## [Data extracted from a collection]
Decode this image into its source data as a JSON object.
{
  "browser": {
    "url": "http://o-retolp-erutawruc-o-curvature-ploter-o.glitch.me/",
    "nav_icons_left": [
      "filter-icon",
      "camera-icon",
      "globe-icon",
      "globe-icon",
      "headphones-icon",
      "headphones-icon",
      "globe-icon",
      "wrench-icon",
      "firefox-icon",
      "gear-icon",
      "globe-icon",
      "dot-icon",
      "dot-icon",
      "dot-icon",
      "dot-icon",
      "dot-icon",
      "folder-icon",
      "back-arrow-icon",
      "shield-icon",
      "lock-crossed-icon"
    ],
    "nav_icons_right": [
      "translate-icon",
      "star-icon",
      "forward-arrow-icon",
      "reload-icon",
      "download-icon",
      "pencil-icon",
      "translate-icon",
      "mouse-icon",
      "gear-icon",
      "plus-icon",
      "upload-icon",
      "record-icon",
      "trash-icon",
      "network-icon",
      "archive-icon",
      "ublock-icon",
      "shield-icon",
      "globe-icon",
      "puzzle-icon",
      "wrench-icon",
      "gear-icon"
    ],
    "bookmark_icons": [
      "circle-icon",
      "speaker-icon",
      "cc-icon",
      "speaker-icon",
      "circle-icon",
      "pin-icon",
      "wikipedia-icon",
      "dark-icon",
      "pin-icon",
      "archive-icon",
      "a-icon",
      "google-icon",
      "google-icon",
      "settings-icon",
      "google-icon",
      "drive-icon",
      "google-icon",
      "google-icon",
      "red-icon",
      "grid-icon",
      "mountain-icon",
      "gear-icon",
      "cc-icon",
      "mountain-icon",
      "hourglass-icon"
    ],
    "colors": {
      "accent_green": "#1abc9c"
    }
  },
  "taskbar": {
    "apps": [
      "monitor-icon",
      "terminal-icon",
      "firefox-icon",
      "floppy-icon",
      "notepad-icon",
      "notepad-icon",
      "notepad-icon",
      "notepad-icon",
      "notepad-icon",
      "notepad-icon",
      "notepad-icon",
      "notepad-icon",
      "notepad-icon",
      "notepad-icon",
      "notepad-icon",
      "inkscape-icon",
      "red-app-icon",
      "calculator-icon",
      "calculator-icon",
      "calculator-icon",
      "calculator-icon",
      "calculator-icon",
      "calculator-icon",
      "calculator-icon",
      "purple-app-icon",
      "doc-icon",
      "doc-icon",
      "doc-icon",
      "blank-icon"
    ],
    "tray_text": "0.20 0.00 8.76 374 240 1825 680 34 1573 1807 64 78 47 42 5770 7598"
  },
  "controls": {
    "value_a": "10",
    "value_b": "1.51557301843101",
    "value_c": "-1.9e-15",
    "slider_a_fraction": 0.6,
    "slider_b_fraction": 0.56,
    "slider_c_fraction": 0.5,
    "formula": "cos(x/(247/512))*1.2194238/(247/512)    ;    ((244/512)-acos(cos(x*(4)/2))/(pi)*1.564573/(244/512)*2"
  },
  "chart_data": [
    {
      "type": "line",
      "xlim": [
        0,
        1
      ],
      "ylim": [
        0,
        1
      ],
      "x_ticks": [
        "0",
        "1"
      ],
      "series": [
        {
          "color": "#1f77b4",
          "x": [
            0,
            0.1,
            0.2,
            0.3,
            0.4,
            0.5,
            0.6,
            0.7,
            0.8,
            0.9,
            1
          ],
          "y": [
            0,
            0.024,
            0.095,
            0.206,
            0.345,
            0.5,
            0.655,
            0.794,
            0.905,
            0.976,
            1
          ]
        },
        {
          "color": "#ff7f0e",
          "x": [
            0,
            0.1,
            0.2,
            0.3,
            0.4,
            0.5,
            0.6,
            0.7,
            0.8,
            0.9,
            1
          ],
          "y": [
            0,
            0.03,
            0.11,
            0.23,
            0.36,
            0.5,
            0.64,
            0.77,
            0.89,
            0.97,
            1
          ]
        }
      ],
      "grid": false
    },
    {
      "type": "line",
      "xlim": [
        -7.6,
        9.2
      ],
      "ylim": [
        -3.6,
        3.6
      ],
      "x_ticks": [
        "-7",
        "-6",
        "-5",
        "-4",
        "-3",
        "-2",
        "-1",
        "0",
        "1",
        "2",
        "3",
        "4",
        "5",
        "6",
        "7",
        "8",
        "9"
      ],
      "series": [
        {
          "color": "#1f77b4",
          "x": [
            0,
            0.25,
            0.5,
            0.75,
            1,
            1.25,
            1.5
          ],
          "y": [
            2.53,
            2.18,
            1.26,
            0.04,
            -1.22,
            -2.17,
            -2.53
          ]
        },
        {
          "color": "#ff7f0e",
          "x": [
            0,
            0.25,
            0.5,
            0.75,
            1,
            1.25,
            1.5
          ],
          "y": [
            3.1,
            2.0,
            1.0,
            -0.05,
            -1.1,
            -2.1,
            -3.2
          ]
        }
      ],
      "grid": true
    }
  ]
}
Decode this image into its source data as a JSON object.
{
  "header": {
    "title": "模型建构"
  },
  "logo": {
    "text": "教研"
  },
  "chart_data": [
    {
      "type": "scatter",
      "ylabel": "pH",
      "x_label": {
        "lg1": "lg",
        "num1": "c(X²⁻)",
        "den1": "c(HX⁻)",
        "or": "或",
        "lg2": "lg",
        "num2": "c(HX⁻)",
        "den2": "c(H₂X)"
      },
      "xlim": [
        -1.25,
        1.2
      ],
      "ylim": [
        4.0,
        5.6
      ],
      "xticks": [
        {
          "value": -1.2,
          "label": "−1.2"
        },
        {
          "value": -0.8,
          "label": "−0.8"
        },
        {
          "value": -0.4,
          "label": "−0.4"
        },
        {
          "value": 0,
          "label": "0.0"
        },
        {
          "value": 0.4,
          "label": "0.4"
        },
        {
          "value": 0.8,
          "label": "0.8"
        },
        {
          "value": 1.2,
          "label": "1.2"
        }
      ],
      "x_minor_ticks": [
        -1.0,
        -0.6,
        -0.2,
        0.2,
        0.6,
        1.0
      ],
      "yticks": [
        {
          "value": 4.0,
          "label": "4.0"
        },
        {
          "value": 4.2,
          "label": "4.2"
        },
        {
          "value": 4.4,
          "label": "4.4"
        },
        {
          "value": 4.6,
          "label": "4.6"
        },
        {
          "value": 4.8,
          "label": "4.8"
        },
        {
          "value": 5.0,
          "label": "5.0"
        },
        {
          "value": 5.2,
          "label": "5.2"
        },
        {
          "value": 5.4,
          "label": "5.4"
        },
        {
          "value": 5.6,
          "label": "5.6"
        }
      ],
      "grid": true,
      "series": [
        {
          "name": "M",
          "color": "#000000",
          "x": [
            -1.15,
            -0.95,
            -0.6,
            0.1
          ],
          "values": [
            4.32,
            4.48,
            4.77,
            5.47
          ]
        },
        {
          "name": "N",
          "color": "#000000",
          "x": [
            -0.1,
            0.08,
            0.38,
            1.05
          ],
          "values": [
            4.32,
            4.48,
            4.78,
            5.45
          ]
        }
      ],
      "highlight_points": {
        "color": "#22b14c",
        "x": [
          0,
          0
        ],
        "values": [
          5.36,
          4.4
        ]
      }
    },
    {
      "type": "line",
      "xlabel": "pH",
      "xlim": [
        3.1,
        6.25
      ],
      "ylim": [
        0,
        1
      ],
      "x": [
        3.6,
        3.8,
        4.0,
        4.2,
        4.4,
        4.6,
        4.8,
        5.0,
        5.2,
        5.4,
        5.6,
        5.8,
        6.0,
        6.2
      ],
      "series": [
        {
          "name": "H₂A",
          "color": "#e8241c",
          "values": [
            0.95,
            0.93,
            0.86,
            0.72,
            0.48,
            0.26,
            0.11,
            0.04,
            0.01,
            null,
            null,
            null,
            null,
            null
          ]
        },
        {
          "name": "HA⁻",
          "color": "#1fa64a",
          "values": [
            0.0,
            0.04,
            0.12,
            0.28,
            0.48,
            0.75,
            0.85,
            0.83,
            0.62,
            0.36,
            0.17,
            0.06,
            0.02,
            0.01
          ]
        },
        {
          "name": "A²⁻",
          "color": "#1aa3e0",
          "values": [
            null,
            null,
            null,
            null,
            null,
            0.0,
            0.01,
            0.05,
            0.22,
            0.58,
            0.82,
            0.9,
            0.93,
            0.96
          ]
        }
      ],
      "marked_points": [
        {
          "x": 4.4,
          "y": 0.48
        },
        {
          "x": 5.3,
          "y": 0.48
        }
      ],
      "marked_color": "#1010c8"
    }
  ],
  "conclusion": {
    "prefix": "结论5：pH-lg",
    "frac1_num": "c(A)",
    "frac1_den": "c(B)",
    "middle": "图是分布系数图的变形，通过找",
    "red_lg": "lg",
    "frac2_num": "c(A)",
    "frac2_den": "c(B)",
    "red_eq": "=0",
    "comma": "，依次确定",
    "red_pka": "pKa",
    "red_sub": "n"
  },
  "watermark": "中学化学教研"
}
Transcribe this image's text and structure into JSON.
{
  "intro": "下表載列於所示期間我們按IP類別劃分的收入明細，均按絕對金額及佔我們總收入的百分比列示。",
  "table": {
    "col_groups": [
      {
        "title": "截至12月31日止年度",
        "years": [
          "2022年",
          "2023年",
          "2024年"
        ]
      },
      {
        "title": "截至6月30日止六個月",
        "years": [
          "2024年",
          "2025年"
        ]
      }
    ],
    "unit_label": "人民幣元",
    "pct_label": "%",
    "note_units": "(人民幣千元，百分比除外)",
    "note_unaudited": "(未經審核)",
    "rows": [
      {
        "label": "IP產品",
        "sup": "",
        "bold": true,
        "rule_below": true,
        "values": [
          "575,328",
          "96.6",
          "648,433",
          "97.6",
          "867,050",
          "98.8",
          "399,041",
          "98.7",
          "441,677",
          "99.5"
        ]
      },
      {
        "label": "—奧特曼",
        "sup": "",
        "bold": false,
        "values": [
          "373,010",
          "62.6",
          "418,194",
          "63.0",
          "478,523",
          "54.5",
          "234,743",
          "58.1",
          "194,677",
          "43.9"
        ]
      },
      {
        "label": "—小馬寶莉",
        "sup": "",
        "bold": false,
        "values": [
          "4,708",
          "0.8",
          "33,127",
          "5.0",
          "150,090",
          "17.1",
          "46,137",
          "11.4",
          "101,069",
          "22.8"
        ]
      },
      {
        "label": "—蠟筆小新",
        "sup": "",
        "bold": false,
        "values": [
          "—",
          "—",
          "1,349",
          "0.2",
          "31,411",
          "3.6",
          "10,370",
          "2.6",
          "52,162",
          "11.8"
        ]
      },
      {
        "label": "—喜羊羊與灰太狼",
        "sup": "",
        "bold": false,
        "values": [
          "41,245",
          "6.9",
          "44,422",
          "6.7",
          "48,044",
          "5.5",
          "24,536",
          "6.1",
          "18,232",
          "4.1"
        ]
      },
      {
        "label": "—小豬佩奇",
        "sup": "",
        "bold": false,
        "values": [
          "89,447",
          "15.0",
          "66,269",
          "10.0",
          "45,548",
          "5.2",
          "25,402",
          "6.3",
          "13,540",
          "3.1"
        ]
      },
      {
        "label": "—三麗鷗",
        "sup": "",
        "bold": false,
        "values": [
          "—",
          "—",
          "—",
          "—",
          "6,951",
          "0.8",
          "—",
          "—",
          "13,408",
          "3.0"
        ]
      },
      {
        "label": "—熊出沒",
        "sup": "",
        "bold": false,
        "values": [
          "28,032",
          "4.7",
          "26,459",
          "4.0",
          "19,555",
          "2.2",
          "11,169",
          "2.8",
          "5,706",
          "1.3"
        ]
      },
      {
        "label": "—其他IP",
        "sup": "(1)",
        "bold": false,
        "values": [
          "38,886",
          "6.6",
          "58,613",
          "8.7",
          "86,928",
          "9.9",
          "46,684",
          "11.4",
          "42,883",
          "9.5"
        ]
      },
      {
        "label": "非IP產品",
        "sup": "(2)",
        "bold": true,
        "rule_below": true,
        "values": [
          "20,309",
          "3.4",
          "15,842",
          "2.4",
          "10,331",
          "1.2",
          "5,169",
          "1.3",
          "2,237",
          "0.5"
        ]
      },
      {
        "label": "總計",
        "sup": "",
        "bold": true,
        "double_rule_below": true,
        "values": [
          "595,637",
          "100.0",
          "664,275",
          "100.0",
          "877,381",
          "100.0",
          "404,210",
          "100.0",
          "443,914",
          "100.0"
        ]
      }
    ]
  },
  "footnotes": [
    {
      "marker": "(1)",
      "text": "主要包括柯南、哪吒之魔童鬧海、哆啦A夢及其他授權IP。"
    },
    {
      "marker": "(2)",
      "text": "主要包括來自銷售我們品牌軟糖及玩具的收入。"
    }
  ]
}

## [WRITTEN REQUEST]
Among the entries above, how many lines hold the word "grid"? Reply with only that number.

## [EXERCISE OUTPUT]
4